Task prompt
In the material below, find every line with "وبيان" and pull it out.

··· Excerpted records

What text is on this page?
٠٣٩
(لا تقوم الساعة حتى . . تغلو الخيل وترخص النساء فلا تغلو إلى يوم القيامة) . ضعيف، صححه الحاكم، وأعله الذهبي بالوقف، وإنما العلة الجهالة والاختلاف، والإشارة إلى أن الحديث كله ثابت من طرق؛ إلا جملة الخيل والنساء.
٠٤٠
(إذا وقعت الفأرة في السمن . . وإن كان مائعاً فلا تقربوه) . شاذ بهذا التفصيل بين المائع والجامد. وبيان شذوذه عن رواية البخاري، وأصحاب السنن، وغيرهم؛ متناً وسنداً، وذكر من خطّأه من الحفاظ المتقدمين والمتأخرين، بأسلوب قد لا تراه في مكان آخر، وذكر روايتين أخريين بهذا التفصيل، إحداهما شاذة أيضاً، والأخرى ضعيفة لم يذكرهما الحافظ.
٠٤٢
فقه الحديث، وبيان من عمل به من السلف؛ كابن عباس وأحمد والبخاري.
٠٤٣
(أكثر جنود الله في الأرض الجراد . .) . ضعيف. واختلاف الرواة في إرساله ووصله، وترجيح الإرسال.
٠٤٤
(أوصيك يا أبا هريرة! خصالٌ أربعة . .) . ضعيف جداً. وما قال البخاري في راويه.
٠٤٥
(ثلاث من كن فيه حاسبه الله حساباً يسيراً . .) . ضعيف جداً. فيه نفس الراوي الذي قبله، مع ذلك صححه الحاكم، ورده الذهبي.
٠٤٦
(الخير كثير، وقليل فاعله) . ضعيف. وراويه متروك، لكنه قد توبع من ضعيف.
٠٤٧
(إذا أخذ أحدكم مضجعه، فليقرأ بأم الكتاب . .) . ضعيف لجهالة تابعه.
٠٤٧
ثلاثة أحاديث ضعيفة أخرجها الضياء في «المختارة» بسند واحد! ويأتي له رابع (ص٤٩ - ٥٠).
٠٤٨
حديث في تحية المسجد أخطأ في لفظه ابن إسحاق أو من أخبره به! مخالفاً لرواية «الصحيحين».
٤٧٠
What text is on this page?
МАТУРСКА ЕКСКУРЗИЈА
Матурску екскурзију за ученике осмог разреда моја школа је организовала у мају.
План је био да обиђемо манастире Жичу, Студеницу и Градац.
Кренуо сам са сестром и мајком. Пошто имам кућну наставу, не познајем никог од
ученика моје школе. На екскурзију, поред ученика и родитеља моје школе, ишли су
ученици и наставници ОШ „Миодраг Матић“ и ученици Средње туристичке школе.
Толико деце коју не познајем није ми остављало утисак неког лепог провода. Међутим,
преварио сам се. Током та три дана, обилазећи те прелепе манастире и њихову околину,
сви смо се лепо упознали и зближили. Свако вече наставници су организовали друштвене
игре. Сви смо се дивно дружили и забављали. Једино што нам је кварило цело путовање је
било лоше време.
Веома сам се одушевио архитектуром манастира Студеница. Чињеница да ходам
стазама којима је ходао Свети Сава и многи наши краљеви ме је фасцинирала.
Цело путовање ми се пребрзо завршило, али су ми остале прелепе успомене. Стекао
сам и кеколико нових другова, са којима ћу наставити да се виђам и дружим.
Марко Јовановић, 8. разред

······

Exercise answer
(إذا وقعت الفأرة في السمن . . وإن كان مائعاً فلا تقربوه) . شاذ بهذا التفصيل بين المائع والجامد. وبيان شذوذه عن رواية البخاري، وأصحاب السنن، وغيرهم؛ متناً وسنداً، وذكر من خطّأه من الحفاظ المتقدمين والمتأخرين، بأسلوب قد لا تراه في مكان آخر، وذكر روايتين أخريين بهذا التفصيل، إحداهما شاذة أيضاً، والأخرى ضعيفة لم يذكرهما الحافظ.
فقه الحديث، وبيان من عمل به من السلف؛ كابن عباس وأحمد والبخاري.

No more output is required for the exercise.